Cette attention soutenue au caractère matériel du cinéma ne doit pourtant pas seulement être considéré comme un retour vers ses principes techniques, mais bien comme une mise en question de sa nature esthétique et notamment son rapport aux représentations mimétiques. L’art cinématographique se mesure alors à sa qualité de texture ou à sa puissance de liquéfaction, à l’animalité qui l’habite et à l’informe qui le dérange. De fait, l’écrit dépasse le seul régime visuel de The Thing pour proposer une « matériaulogie » qui interroge en profondeur le regard que l’on porte aux images en mouvement, mais pas seulement. Progressivement, en effet, l’auteure adopte une posture iconologique, reconsidérant le film de Carpenter à la lumière des toiles de Rembrandt, de la novella de John W. Campbell adaptée, de la littérature de Victor Hugo et de Lovecraft, ou à travers une comparaison avec d’autres productions.

------

§ **Énoncé écrit**:
Donnez la suite de l'extrait ci-dessus sur The Thing de Carpenter, en partant de sa dernière phrase.

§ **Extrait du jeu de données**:
------

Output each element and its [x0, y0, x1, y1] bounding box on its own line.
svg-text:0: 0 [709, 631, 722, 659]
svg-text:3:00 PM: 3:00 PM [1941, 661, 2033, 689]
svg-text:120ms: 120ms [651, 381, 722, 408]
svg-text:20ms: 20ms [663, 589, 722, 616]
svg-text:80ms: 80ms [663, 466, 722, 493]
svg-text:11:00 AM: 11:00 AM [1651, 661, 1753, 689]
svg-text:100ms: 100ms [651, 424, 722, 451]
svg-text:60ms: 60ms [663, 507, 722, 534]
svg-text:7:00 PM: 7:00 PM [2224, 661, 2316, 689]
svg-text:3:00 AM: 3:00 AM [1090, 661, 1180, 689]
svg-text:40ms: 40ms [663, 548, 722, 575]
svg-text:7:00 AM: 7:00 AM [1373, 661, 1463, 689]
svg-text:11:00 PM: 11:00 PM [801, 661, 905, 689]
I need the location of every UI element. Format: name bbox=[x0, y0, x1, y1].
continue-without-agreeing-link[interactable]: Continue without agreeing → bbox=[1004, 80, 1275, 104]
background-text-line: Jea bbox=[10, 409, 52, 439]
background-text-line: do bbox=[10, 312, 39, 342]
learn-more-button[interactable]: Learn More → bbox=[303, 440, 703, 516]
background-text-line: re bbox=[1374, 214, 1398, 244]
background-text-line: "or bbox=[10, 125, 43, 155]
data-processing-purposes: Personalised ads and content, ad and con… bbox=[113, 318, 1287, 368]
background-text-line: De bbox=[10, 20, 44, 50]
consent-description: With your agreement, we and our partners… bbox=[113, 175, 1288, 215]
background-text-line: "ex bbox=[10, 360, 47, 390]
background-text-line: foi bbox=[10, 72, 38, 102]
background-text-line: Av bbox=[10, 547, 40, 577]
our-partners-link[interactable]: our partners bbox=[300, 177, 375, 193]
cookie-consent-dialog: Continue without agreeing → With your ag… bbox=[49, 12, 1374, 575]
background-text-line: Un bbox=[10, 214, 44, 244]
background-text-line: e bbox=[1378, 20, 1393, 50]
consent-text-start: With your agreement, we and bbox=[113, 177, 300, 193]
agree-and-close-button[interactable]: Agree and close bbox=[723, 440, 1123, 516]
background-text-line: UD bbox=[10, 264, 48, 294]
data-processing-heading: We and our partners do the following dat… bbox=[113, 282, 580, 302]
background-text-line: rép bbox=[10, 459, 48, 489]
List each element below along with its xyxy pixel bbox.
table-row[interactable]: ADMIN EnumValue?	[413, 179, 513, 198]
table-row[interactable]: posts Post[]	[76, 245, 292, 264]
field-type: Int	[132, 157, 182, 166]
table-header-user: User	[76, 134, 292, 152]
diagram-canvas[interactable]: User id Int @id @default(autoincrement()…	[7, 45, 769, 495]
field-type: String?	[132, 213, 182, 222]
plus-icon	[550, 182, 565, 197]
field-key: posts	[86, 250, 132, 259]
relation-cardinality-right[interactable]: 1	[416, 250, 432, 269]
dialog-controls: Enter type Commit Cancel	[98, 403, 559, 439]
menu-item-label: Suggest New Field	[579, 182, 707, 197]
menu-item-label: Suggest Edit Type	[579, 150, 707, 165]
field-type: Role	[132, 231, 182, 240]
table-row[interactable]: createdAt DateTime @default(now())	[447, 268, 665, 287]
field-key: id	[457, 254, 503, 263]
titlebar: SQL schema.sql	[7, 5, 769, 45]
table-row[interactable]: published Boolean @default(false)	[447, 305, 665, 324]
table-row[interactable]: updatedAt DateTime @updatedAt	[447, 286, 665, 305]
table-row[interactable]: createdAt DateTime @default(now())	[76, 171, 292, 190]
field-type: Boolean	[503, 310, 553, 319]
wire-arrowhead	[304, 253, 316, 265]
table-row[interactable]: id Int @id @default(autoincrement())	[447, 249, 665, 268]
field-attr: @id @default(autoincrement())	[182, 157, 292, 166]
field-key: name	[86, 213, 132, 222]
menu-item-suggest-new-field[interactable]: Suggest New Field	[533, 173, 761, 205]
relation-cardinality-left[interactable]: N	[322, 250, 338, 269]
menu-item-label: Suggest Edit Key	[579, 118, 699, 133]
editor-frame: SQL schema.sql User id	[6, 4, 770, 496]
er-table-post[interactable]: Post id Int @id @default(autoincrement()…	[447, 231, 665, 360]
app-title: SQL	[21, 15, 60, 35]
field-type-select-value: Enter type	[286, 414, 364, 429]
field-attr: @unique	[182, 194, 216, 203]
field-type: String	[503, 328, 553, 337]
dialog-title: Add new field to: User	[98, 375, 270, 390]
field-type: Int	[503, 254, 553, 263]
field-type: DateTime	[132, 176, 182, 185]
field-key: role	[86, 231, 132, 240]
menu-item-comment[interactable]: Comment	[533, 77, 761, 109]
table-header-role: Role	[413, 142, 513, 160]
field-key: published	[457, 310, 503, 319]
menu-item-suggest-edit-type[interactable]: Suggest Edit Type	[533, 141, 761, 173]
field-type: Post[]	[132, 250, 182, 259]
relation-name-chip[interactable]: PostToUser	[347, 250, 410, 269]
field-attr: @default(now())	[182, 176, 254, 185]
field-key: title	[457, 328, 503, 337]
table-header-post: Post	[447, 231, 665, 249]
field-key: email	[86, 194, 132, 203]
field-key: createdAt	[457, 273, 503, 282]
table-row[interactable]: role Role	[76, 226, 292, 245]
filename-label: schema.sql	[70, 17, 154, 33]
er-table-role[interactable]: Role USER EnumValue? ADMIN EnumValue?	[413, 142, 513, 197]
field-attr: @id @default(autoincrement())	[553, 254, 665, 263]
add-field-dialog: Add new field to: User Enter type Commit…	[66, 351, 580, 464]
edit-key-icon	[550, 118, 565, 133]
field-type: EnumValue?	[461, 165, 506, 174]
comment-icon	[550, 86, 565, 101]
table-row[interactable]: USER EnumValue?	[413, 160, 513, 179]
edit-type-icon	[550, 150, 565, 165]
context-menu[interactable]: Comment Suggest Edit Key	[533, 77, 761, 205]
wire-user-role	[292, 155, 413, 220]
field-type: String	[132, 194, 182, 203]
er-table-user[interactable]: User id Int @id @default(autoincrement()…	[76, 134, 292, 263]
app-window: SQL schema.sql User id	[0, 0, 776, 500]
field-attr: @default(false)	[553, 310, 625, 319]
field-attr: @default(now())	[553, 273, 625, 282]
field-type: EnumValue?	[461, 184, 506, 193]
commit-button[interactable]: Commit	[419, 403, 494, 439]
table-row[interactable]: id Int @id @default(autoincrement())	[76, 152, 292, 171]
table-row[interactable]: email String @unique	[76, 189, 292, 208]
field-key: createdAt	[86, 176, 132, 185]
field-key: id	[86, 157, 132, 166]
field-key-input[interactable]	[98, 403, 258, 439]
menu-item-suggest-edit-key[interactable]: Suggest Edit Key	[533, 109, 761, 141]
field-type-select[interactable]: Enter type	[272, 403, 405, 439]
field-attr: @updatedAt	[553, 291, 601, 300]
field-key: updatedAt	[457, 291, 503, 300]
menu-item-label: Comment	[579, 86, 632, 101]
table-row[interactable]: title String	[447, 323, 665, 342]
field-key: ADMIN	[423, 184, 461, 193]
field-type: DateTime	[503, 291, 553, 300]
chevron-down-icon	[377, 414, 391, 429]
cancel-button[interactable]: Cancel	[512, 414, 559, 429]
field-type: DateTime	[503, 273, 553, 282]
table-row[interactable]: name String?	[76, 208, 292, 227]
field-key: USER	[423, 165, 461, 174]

------

§ **Réponse à l'exercice**:
Aux exemples attendus (Alien, L’invasion des profanateurs de sépultures, le remake de The Thing ou le film d’origine de Hawks) s’ajoute la présence d’œuvres plus singulières (Le désert rouge, Shining, The Station…) Un vaste corpus que seconde parfaitement la présence d’un riche cahier iconographique inséré au milieu de l’ouvrage. Ces différentes clés d’entrée permettent de réorienter notre perception du film qui passe de la surface de ses images à une exploration de ses dimensions souterraines (lumières, montage, bande musicale, compositions chromatiques).
L’écriture subtile de Lécole Solnychkine accompagne la rigueur et l’exigence d’une recherche qui marque le franchissement d’une nouvelle étape dans la compréhension de l’œuvre de Carpenter et ouvre la pratique de l’analyse filmique à un salvateur renouvellement de ses outils traditionnels.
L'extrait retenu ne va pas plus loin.